Start Dataset entries

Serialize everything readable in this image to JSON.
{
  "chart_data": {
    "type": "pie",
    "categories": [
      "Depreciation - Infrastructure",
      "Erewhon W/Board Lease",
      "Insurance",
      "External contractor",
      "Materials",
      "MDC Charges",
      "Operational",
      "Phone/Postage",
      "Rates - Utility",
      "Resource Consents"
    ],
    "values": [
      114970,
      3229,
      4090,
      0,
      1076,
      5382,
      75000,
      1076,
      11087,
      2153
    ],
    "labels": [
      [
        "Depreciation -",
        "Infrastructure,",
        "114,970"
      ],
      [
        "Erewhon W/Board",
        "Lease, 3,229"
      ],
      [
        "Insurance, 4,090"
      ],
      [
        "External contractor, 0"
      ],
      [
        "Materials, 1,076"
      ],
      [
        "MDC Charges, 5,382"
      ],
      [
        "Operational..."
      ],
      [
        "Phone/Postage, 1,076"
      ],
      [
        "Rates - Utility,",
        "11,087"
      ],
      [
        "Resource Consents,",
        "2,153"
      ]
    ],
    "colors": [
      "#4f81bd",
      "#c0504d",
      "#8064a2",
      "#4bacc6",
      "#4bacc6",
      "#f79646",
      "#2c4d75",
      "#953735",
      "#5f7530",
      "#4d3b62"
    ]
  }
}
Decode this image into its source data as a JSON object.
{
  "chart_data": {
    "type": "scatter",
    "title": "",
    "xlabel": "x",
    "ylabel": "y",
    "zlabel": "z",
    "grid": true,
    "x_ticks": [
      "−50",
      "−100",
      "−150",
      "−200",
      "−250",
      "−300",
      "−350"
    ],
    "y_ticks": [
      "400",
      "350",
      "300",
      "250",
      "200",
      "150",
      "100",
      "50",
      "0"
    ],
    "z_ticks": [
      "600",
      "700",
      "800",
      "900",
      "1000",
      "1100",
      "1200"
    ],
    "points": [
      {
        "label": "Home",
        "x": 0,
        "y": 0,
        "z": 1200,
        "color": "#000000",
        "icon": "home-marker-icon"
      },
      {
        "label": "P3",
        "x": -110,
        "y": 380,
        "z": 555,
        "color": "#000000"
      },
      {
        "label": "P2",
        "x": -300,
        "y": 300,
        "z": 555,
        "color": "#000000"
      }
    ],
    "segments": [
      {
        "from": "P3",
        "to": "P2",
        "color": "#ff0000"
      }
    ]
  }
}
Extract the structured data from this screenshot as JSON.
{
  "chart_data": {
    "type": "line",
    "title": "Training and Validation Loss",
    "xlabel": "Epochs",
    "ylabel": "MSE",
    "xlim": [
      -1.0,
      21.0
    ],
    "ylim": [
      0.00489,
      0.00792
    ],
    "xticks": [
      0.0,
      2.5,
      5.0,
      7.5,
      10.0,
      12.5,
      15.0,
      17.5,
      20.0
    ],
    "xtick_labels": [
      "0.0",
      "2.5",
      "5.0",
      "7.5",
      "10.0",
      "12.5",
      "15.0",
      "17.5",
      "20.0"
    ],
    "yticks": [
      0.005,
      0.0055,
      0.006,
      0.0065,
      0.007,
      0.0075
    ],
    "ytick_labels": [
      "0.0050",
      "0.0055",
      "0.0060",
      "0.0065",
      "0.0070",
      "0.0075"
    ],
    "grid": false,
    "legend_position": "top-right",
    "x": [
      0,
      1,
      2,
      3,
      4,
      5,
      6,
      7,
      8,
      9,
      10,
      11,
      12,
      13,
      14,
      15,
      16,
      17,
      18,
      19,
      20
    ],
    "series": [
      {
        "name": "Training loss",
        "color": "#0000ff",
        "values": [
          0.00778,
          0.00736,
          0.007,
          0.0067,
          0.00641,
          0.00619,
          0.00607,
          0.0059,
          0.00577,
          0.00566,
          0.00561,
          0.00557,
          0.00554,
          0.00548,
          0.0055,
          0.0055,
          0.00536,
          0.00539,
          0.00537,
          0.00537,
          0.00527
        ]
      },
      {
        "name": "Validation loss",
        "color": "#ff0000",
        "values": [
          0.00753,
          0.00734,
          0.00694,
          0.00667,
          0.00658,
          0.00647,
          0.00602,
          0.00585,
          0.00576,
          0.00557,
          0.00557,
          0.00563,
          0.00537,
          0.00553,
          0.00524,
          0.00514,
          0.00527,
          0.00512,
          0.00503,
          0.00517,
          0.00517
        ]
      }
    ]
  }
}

End Dataset entries

◆ Aim
Repeat every entry exactly, please.

◆ Correct result
Serialize everything readable in this image to JSON.
{
  "chart_data": {
    "type": "pie",
    "categories": [
      "Depreciation - Infrastructure",
      "Erewhon W/Board Lease",
      "Insurance",
      "External contractor",
      "Materials",
      "MDC Charges",
      "Operational",
      "Phone/Postage",
      "Rates - Utility",
      "Resource Consents"
    ],
    "values": [
      114970,
      3229,
      4090,
      0,
      1076,
      5382,
      75000,
      1076,
      11087,
      2153
    ],
    "labels": [
      [
        "Depreciation -",
        "Infrastructure,",
        "114,970"
      ],
      [
        "Erewhon W/Board",
        "Lease, 3,229"
      ],
      [
        "Insurance, 4,090"
      ],
      [
        "External contractor, 0"
      ],
      [
        "Materials, 1,076"
      ],
      [
        "MDC Charges, 5,382"
      ],
      [
        "Operational..."
      ],
      [
        "Phone/Postage, 1,076"
      ],
      [
        "Rates - Utility,",
        "11,087"
      ],
      [
        "Resource Consents,",
        "2,153"
      ]
    ],
    "colors": [
      "#4f81bd",
      "#c0504d",
      "#8064a2",
      "#4bacc6",
      "#4bacc6",
      "#f79646",
      "#2c4d75",
      "#953735",
      "#5f7530",
      "#4d3b62"
    ]
  }
}
Decode this image into its source data as a JSON object.
{
  "chart_data": {
    "type": "scatter",
    "title": "",
    "xlabel": "x",
    "ylabel": "y",
    "zlabel": "z",
    "grid": true,
    "x_ticks": [
      "−50",
      "−100",
      "−150",
      "−200",
      "−250",
      "−300",
      "−350"
    ],
    "y_ticks": [
      "400",
      "350",
      "300",
      "250",
      "200",
      "150",
      "100",
      "50",
      "0"
    ],
    "z_ticks": [
      "600",
      "700",
      "800",
      "900",
      "1000",
      "1100",
      "1200"
    ],
    "points": [
      {
        "label": "Home",
        "x": 0,
        "y": 0,
        "z": 1200,
        "color": "#000000",
        "icon": "home-marker-icon"
      },
      {
        "label": "P3",
        "x": -110,
        "y": 380,
        "z": 555,
        "color": "#000000"
      },
      {
        "label": "P2",
        "x": -300,
        "y": 300,
        "z": 555,
        "color": "#000000"
      }
    ],
    "segments": [
      {
        "from": "P3",
        "to": "P2",
        "color": "#ff0000"
      }
    ]
  }
}
Extract the structured data from this screenshot as JSON.
{
  "chart_data": {
    "type": "line",
    "title": "Training and Validation Loss",
    "xlabel": "Epochs",
    "ylabel": "MSE",
    "xlim": [
      -1.0,
      21.0
    ],
    "ylim": [
      0.00489,
      0.00792
    ],
    "xticks": [
      0.0,
      2.5,
      5.0,
      7.5,
      10.0,
      12.5,
      15.0,
      17.5,
      20.0
    ],
    "xtick_labels": [
      "0.0",
      "2.5",
      "5.0",
      "7.5",
      "10.0",
      "12.5",
      "15.0",
      "17.5",
      "20.0"
    ],
    "yticks": [
      0.005,
      0.0055,
      0.006,
      0.0065,
      0.007,
      0.0075
    ],
    "ytick_labels": [
      "0.0050",
      "0.0055",
      "0.0060",
      "0.0065",
      "0.0070",
      "0.0075"
    ],
    "grid": false,
    "legend_position": "top-right",
    "x": [
      0,
      1,
      2,
      3,
      4,
      5,
      6,
      7,
      8,
      9,
      10,
      11,
      12,
      13,
      14,
      15,
      16,
      17,
      18,
      19,
      20
    ],
    "series": [
      {
        "name": "Training loss",
        "color": "#0000ff",
        "values": [
          0.00778,
          0.00736,
          0.007,
          0.0067,
          0.00641,
          0.00619,
          0.00607,
          0.0059,
          0.00577,
          0.00566,
          0.00561,
          0.00557,
          0.00554,
          0.00548,
          0.0055,
          0.0055,
          0.00536,
          0.00539,
          0.00537,
          0.00537,
          0.00527
        ]
      },
      {
        "name": "Validation loss",
        "color": "#ff0000",
        "values": [
          0.00753,
          0.00734,
          0.00694,
          0.00667,
          0.00658,
          0.00647,
          0.00602,
          0.00585,
          0.00576,
          0.00557,
          0.00557,
          0.00563,
          0.00537,
          0.00553,
          0.00524,
          0.00514,
          0.00527,
          0.00512,
          0.00503,
          0.00517,
          0.00517
        ]
      }
    ]
  }
}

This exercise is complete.